#### DIRECTIONS FOR THIS TASK:
Pick out each line of the records in which the word "Paid" appears.

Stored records
▼▼▼
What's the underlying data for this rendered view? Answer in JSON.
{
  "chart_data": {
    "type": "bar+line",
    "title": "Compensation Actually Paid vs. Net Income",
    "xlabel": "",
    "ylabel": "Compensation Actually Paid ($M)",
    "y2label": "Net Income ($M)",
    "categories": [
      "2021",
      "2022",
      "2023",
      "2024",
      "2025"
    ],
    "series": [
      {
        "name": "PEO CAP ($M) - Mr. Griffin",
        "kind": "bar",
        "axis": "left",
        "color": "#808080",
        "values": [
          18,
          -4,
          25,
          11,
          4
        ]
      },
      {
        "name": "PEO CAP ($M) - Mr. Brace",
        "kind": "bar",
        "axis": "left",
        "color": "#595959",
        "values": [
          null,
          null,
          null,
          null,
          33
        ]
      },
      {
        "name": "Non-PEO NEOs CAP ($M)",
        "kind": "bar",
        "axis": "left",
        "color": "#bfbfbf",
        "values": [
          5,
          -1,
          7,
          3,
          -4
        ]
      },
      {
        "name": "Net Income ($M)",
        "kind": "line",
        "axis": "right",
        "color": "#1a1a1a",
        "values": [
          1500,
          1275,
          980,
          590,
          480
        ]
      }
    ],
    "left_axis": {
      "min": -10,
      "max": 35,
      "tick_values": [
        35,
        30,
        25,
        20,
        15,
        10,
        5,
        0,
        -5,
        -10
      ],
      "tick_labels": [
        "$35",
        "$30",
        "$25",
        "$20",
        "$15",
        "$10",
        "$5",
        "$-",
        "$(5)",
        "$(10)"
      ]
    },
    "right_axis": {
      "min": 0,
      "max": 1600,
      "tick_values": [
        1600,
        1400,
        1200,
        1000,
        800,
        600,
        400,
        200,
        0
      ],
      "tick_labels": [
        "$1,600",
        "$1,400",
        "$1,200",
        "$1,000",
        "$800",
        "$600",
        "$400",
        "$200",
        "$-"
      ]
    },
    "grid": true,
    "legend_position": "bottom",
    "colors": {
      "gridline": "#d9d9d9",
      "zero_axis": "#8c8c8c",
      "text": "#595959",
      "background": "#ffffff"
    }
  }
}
▲▲▲
#### RESULT:
    "title": "Compensation Actually Paid vs. Net Income",
    "ylabel": "Compensation Actually Paid ($M)",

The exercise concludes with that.